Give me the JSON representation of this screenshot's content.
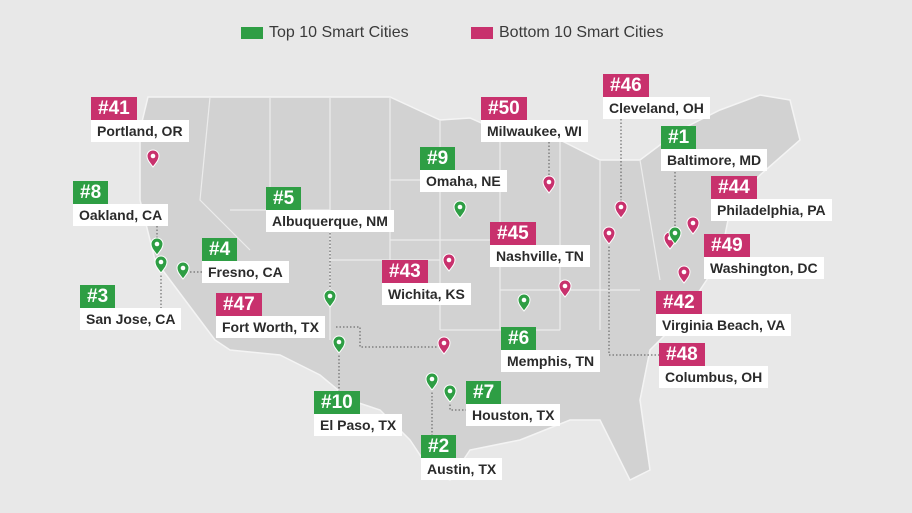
{
  "legend": [
    {
      "label": "Top 10 Smart Cities",
      "color": "#2e9e44"
    },
    {
      "label": "Bottom 10 Smart Cities",
      "color": "#c8316d"
    }
  ],
  "cities": [
    {
      "rank": "#41",
      "name": "Portland, OR",
      "group": 1
    },
    {
      "rank": "#50",
      "name": "Milwaukee, WI",
      "group": 1
    },
    {
      "rank": "#46",
      "name": "Cleveland, OH",
      "group": 1
    },
    {
      "rank": "#44",
      "name": "Philadelphia, PA",
      "group": 1
    },
    {
      "rank": "#49",
      "name": "Washington, DC",
      "group": 1
    },
    {
      "rank": "#45",
      "name": "Nashville, TN",
      "group": 1
    },
    {
      "rank": "#43",
      "name": "Wichita, KS",
      "group": 1
    },
    {
      "rank": "#42",
      "name": "Virginia Beach, VA",
      "group": 1
    },
    {
      "rank": "#47",
      "name": "Fort Worth, TX",
      "group": 1
    },
    {
      "rank": "#48",
      "name": "Columbus, OH",
      "group": 1
    },
    {
      "rank": "#1",
      "name": "Baltimore, MD",
      "group": 0
    },
    {
      "rank": "#9",
      "name": "Omaha, NE",
      "group": 0
    },
    {
      "rank": "#8",
      "name": "Oakland, CA",
      "group": 0
    },
    {
      "rank": "#5",
      "name": "Albuquerque, NM",
      "group": 0
    },
    {
      "rank": "#4",
      "name": "Fresno, CA",
      "group": 0
    },
    {
      "rank": "#3",
      "name": "San Jose, CA",
      "group": 0
    },
    {
      "rank": "#6",
      "name": "Memphis, TN",
      "group": 0
    },
    {
      "rank": "#10",
      "name": "El Paso, TX",
      "group": 0
    },
    {
      "rank": "#7",
      "name": "Houston, TX",
      "group": 0
    },
    {
      "rank": "#2",
      "name": "Austin, TX",
      "group": 0
    }
  ]
}
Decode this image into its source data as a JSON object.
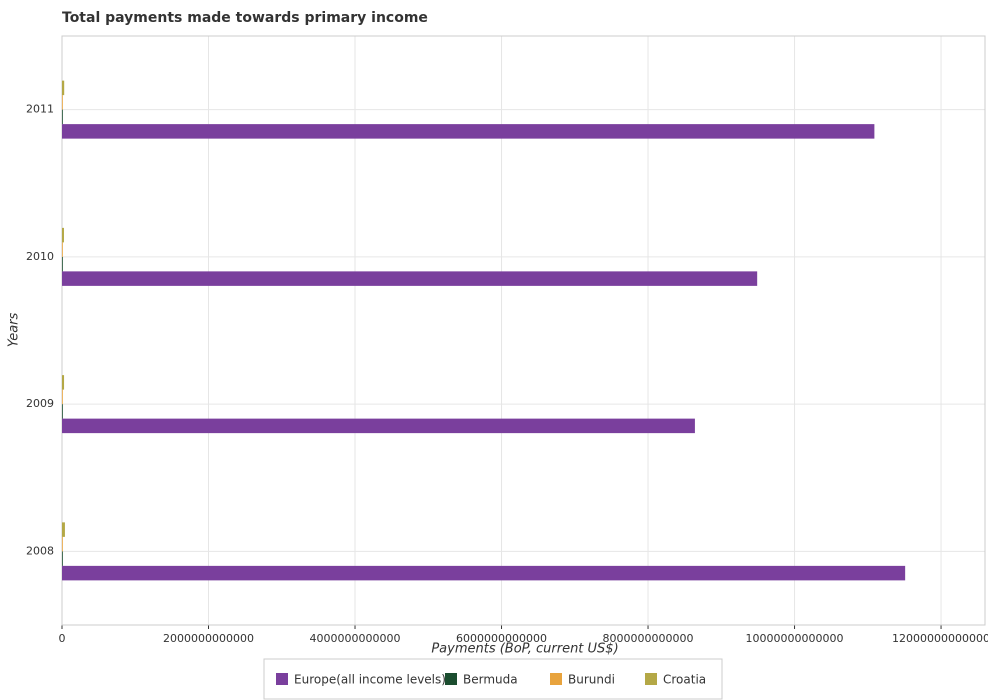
{
  "chart_data": {
    "type": "barh",
    "title": "Total payments made towards primary income",
    "xlabel": "Payments (BoP, current US$)",
    "ylabel": "Years",
    "categories": [
      "2008",
      "2009",
      "2010",
      "2011"
    ],
    "series": [
      {
        "name": "Europe(all income levels)",
        "color": "#7a3f9d",
        "values": [
          11510000000000,
          8640000000000,
          9490000000000,
          11090000000000
        ]
      },
      {
        "name": "Bermuda",
        "color": "#1b4d2f",
        "values": [
          10000000000,
          9000000000,
          9000000000,
          8000000000
        ]
      },
      {
        "name": "Burundi",
        "color": "#e8a33d",
        "values": [
          1000000000,
          1000000000,
          1000000000,
          1000000000
        ]
      },
      {
        "name": "Croatia",
        "color": "#b4a846",
        "values": [
          40000000000,
          28000000000,
          27000000000,
          30000000000
        ]
      }
    ],
    "xlim": [
      0,
      12600000000000
    ],
    "xticks": [
      0,
      2000000000000,
      4000000000000,
      6000000000000,
      8000000000000,
      10000000000000,
      12000000000000
    ],
    "grid": true,
    "legend": "bottom"
  }
}
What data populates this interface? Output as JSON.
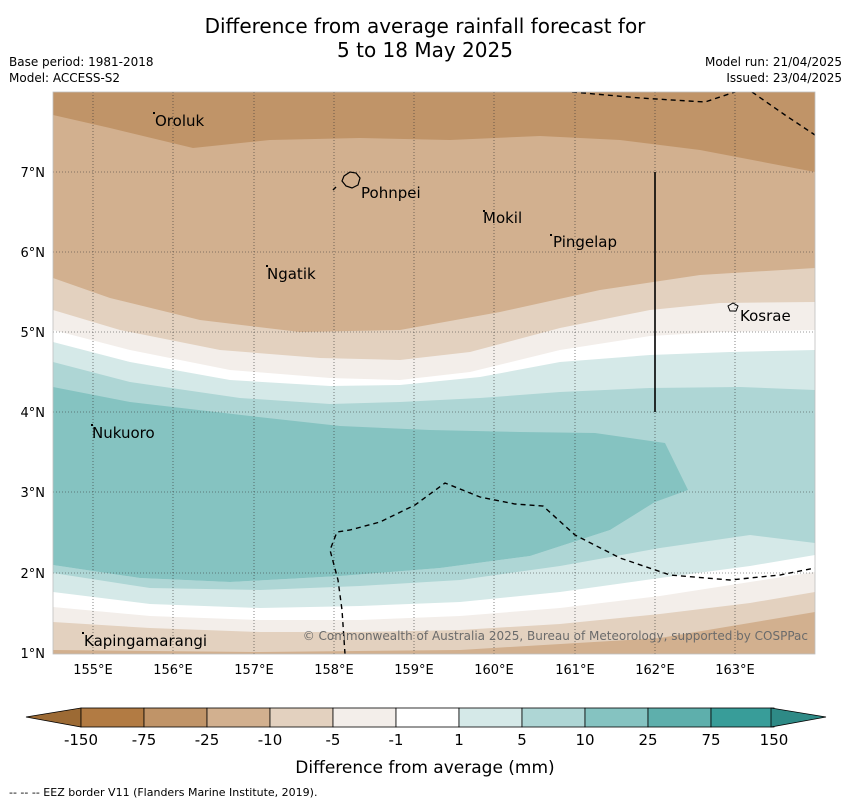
{
  "title_line1": "Difference from average rainfall forecast for",
  "title_line2": "5 to 18 May 2025",
  "base_period": "Base period: 1981-2018",
  "model": "Model: ACCESS-S2",
  "model_run": "Model run: 21/04/2025",
  "issued": "Issued: 23/04/2025",
  "copyright": "© Commonwealth of Australia 2025, Bureau of Meteorology, supported by COSPPac",
  "footer_note": "--  --  -- EEZ border V11 (Flanders Marine Institute, 2019).",
  "colorbar_label": "Difference from average (mm)",
  "map": {
    "lon_ticks": [
      "155°E",
      "156°E",
      "157°E",
      "158°E",
      "159°E",
      "160°E",
      "161°E",
      "162°E",
      "163°E"
    ],
    "lat_ticks": [
      "7°N",
      "6°N",
      "5°N",
      "4°N",
      "3°N",
      "2°N",
      "1°N"
    ],
    "places": [
      "Oroluk",
      "Pohnpei",
      "Mokil",
      "Pingelap",
      "Ngatik",
      "Kosrae",
      "Nukuoro",
      "Kapingamarangi"
    ]
  },
  "legend": {
    "ticks": [
      "-150",
      "-75",
      "-25",
      "-10",
      "-5",
      "-1",
      "1",
      "5",
      "10",
      "25",
      "75",
      "150"
    ],
    "colors": [
      "#b27b43",
      "#c09468",
      "#d2b08f",
      "#e3d1bf",
      "#f3eeea",
      "#ffffff",
      "#d5e9e8",
      "#aed6d5",
      "#85c3c1",
      "#5eafac",
      "#389d99"
    ],
    "extend_low_color": "#9c6a34",
    "extend_high_color": "#2e8a86"
  }
}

#### [Task brief]
Copy out all the data exactly; skip the pictures.

#### [Answer to the exercise]
Give me the JSON representation of this screenshot's content.
{
  "legend": [
    {
      "label": "Top 10 Smart Cities",
      "color": "#2e9e44"
    },
    {
      "label": "Bottom 10 Smart Cities",
      "color": "#c8316d"
    }
  ],
  "cities": [
    {
      "rank": "#41",
      "name": "Portland, OR",
      "group": 1
    },
    {
      "rank": "#50",
      "name": "Milwaukee, WI",
      "group": 1
    },
    {
      "rank": "#46",
      "name": "Cleveland, OH",
      "group": 1
    },
    {
      "rank": "#44",
      "name": "Philadelphia, PA",
      "group": 1
    },
    {
      "rank": "#49",
      "name": "Washington, DC",
      "group": 1
    },
    {
      "rank": "#45",
      "name": "Nashville, TN",
      "group": 1
    },
    {
      "rank": "#43",
      "name": "Wichita, KS",
      "group": 1
    },
    {
      "rank": "#42",
      "name": "Virginia Beach, VA",
      "group": 1
    },
    {
      "rank": "#47",
      "name": "Fort Worth, TX",
      "group": 1
    },
    {
      "rank": "#48",
      "name": "Columbus, OH",
      "group": 1
    },
    {
      "rank": "#1",
      "name": "Baltimore, MD",
      "group": 0
    },
    {
      "rank": "#9",
      "name": "Omaha, NE",
      "group": 0
    },
    {
      "rank": "#8",
      "name": "Oakland, CA",
      "group": 0
    },
    {
      "rank": "#5",
      "name": "Albuquerque, NM",
      "group": 0
    },
    {
      "rank": "#4",
      "name": "Fresno, CA",
      "group": 0
    },
    {
      "rank": "#3",
      "name": "San Jose, CA",
      "group": 0
    },
    {
      "rank": "#6",
      "name": "Memphis, TN",
      "group": 0
    },
    {
      "rank": "#10",
      "name": "El Paso, TX",
      "group": 0
    },
    {
      "rank": "#7",
      "name": "Houston, TX",
      "group": 0
    },
    {
      "rank": "#2",
      "name": "Austin, TX",
      "group": 0
    }
  ]
}
Decode this image into its source data as a JSON object.
{
  "chart_data": {
    "type": "barh",
    "title": "Total payments made towards primary income",
    "xlabel": "Payments (BoP, current US$)",
    "ylabel": "Years",
    "categories": [
      "2008",
      "2009",
      "2010",
      "2011"
    ],
    "series": [
      {
        "name": "Europe(all income levels)",
        "color": "#7a3f9d",
        "values": [
          11510000000000,
          8640000000000,
          9490000000000,
          11090000000000
        ]
      },
      {
        "name": "Bermuda",
        "color": "#1b4d2f",
        "values": [
          10000000000,
          9000000000,
          9000000000,
          8000000000
        ]
      },
      {
        "name": "Burundi",
        "color": "#e8a33d",
        "values": [
          1000000000,
          1000000000,
          1000000000,
          1000000000
        ]
      },
      {
        "name": "Croatia",
        "color": "#b4a846",
        "values": [
          40000000000,
          28000000000,
          27000000000,
          30000000000
        ]
      }
    ],
    "xlim": [
      0,
      12600000000000
    ],
    "xticks": [
      0,
      2000000000000,
      4000000000000,
      6000000000000,
      8000000000000,
      10000000000000,
      12000000000000
    ],
    "grid": true,
    "legend": "bottom"
  }
}
What data populates this interface? Output as JSON.
{
  "title_line1": "Difference from average rainfall forecast for",
  "title_line2": "5 to 18 May 2025",
  "base_period": "Base period: 1981-2018",
  "model": "Model: ACCESS-S2",
  "model_run": "Model run: 21/04/2025",
  "issued": "Issued: 23/04/2025",
  "copyright": "© Commonwealth of Australia 2025, Bureau of Meteorology, supported by COSPPac",
  "footer_note": "--  --  -- EEZ border V11 (Flanders Marine Institute, 2019).",
  "colorbar_label": "Difference from average (mm)",
  "map": {
    "lon_ticks": [
      "155°E",
      "156°E",
      "157°E",
      "158°E",
      "159°E",
      "160°E",
      "161°E",
      "162°E",
      "163°E"
    ],
    "lat_ticks": [
      "7°N",
      "6°N",
      "5°N",
      "4°N",
      "3°N",
      "2°N",
      "1°N"
    ],
    "places": [
      "Oroluk",
      "Pohnpei",
      "Mokil",
      "Pingelap",
      "Ngatik",
      "Kosrae",
      "Nukuoro",
      "Kapingamarangi"
    ]
  },
  "legend": {
    "ticks": [
      "-150",
      "-75",
      "-25",
      "-10",
      "-5",
      "-1",
      "1",
      "5",
      "10",
      "25",
      "75",
      "150"
    ],
    "colors": [
      "#b27b43",
      "#c09468",
      "#d2b08f",
      "#e3d1bf",
      "#f3eeea",
      "#ffffff",
      "#d5e9e8",
      "#aed6d5",
      "#85c3c1",
      "#5eafac",
      "#389d99"
    ],
    "extend_low_color": "#9c6a34",
    "extend_high_color": "#2e8a86"
  }
}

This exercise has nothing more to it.